*** DATA SUPPLIED
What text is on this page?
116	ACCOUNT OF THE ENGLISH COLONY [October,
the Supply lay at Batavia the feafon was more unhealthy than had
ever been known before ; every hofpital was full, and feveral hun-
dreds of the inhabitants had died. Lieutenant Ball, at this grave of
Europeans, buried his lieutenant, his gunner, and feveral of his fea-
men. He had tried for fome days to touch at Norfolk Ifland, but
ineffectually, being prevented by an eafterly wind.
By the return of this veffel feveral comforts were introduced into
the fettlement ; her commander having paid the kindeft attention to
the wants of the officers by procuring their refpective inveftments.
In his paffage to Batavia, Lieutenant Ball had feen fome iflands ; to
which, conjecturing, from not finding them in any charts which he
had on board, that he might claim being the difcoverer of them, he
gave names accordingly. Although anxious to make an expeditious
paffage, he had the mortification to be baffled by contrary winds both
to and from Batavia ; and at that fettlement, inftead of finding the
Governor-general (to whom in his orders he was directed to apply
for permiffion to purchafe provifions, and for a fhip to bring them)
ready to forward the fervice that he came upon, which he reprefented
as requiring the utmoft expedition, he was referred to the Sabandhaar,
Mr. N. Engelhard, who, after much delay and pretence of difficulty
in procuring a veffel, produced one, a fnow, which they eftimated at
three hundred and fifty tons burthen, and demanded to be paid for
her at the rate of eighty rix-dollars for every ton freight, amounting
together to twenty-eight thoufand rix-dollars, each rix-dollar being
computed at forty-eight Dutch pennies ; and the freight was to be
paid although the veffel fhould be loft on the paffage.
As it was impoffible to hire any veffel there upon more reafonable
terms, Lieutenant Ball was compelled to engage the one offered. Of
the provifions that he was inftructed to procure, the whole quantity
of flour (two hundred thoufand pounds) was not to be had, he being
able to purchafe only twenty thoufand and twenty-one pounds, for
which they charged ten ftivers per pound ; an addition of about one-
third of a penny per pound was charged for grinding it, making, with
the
******
*** DATA SUPPLIED
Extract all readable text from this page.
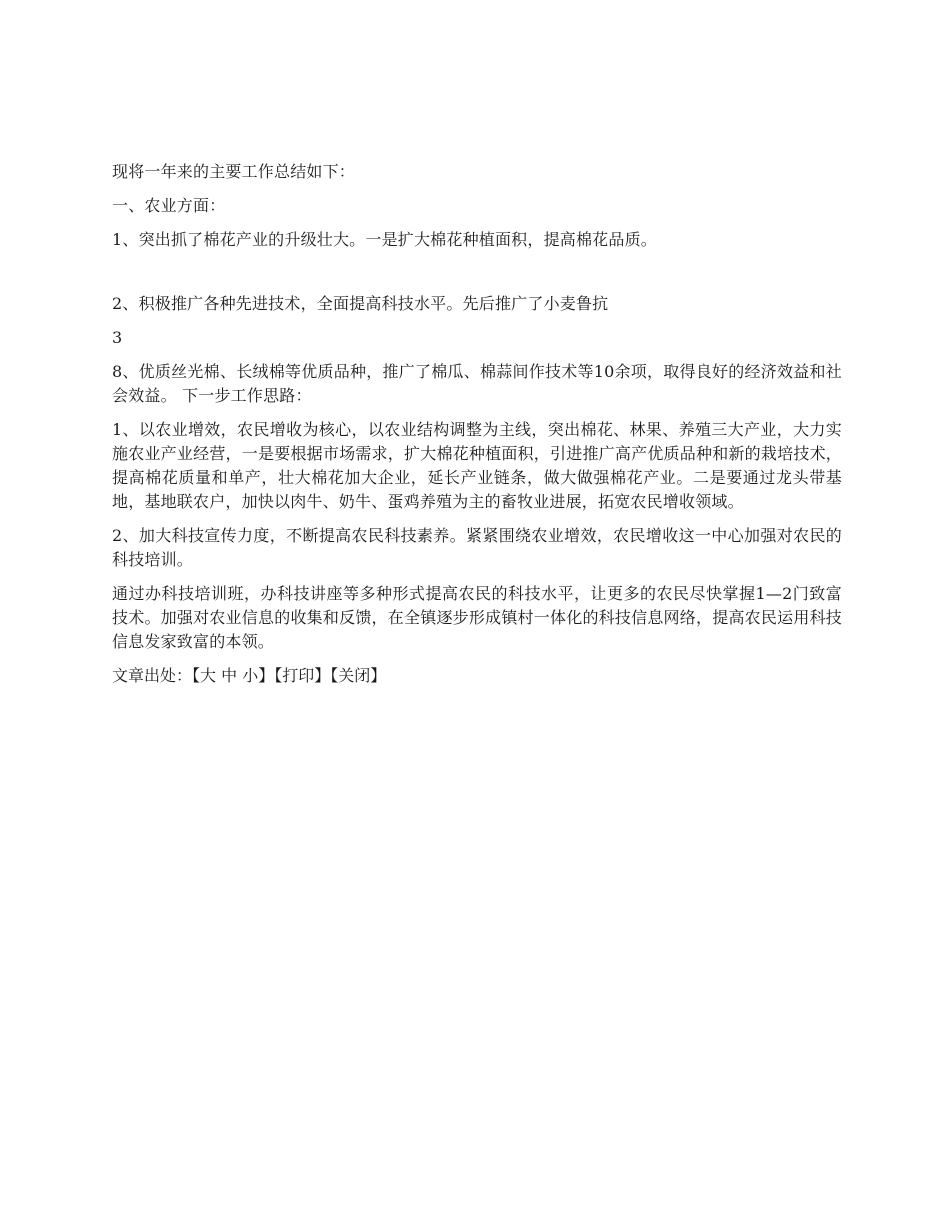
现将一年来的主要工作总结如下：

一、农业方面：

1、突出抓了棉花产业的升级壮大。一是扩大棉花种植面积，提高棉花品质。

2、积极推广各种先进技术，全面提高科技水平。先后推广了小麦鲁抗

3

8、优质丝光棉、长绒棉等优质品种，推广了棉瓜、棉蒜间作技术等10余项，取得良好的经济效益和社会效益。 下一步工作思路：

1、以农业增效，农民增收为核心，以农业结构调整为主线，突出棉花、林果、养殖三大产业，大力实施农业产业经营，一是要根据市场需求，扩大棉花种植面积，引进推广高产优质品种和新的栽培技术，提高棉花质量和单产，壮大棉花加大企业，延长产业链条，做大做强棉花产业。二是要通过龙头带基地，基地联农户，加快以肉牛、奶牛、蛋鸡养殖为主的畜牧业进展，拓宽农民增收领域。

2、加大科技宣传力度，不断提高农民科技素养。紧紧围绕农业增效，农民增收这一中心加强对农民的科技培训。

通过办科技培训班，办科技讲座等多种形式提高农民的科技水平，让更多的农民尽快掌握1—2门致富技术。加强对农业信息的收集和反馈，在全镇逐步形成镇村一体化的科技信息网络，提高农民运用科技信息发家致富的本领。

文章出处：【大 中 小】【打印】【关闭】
******
*** DATA SUPPLIED
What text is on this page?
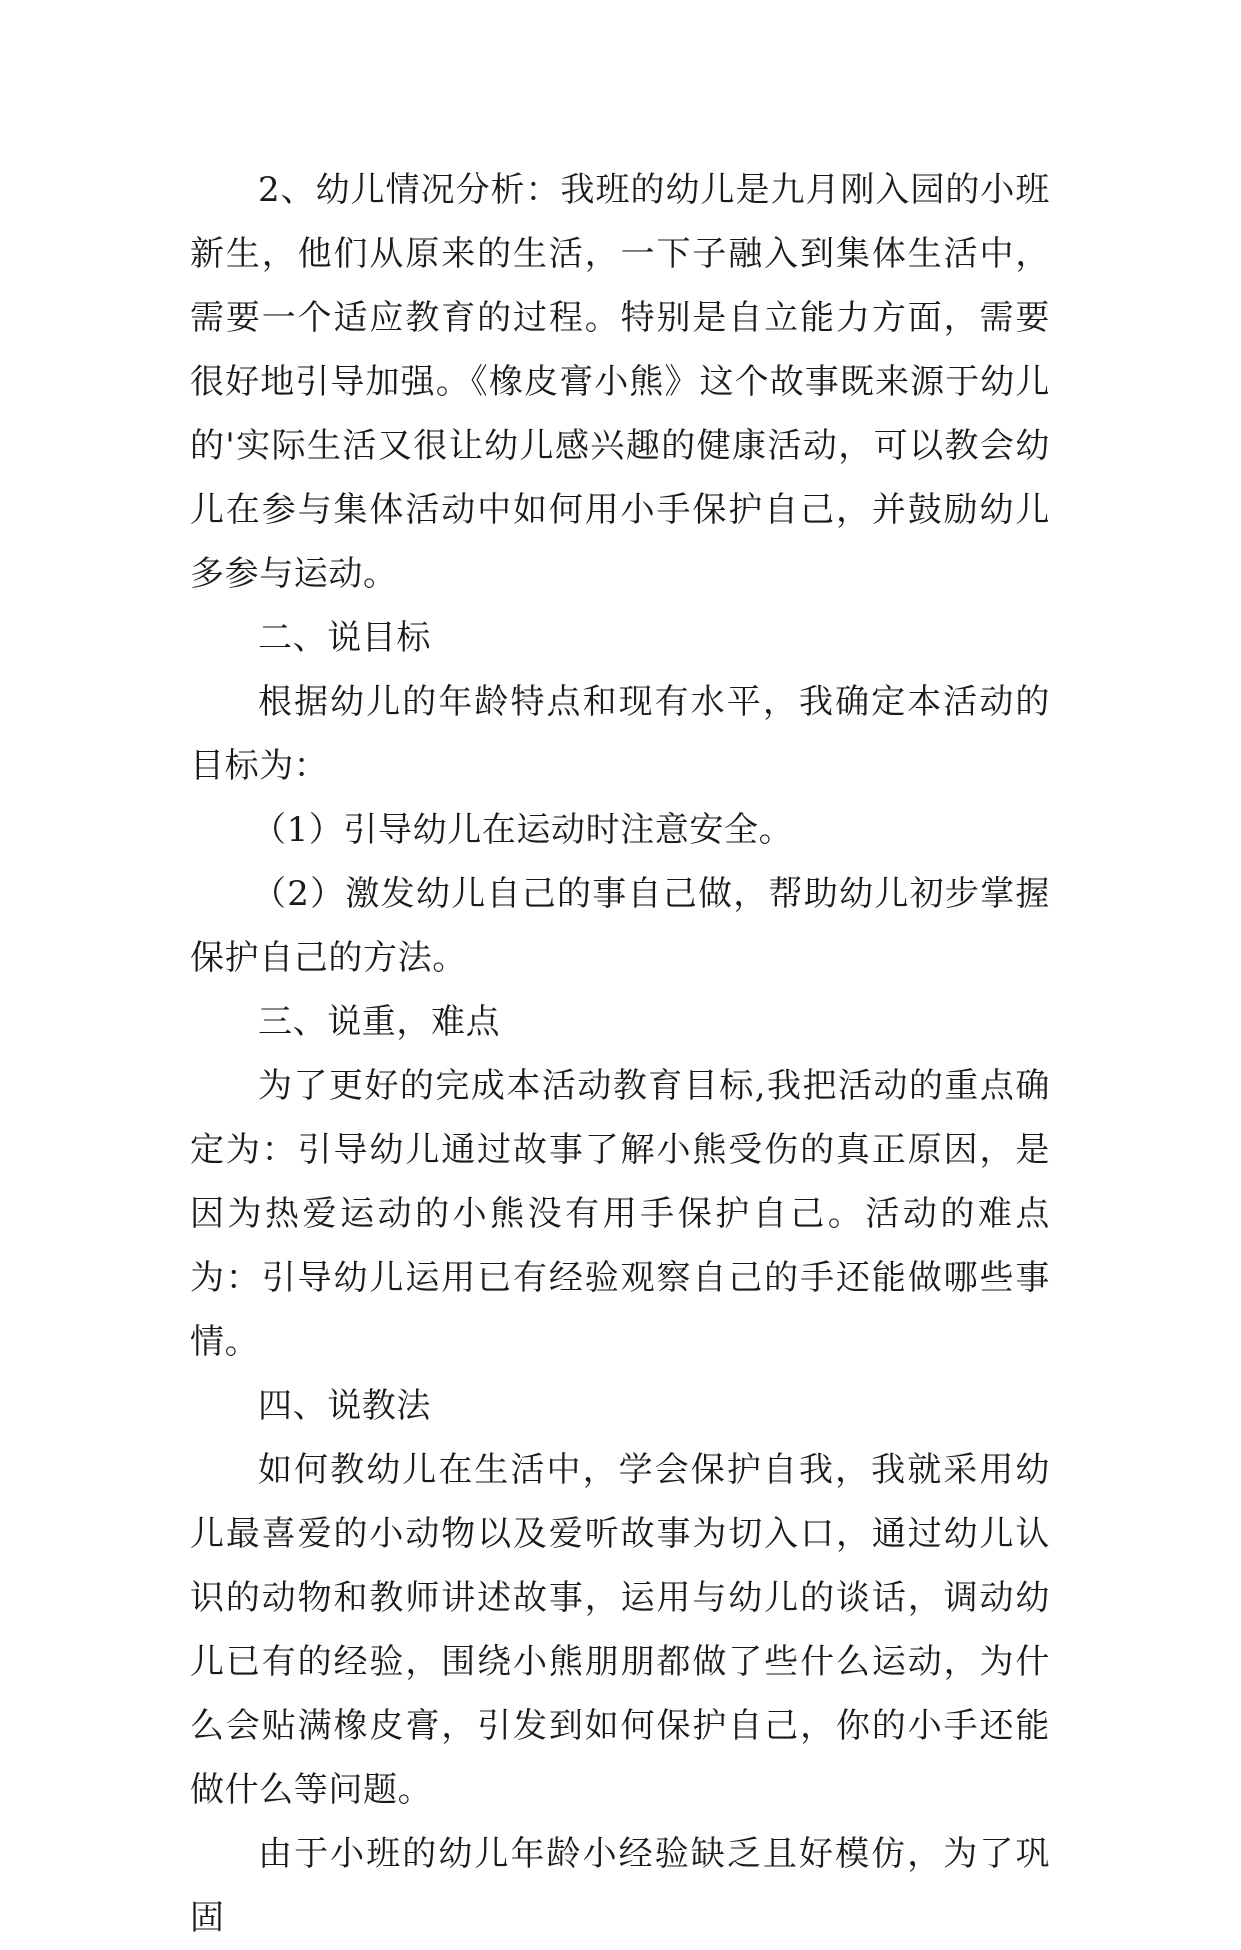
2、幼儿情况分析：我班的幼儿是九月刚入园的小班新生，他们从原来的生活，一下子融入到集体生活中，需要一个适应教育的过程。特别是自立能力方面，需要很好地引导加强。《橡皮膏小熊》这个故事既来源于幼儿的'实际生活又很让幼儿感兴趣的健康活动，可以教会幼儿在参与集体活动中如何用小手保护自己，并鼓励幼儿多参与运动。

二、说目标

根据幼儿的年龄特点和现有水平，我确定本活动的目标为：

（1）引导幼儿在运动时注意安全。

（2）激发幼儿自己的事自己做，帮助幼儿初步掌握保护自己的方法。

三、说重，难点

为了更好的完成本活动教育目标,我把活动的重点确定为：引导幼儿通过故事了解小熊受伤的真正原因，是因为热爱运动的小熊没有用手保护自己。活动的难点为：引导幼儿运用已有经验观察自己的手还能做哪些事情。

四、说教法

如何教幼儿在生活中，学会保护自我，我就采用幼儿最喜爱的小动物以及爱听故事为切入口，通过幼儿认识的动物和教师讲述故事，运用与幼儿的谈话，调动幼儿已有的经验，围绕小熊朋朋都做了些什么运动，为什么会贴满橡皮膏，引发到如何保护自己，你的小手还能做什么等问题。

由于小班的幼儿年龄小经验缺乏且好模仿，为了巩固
******
GOAL OF THE EXERCISE> Where a line above contains the word "them", copy that line.

TASK SOLUTION>
which, conjecturing, from not finding them in any charts which he
had on board, that he might claim being the difcoverer of them, he
for permiffion to purchafe provifions, and for a fhip to bring them)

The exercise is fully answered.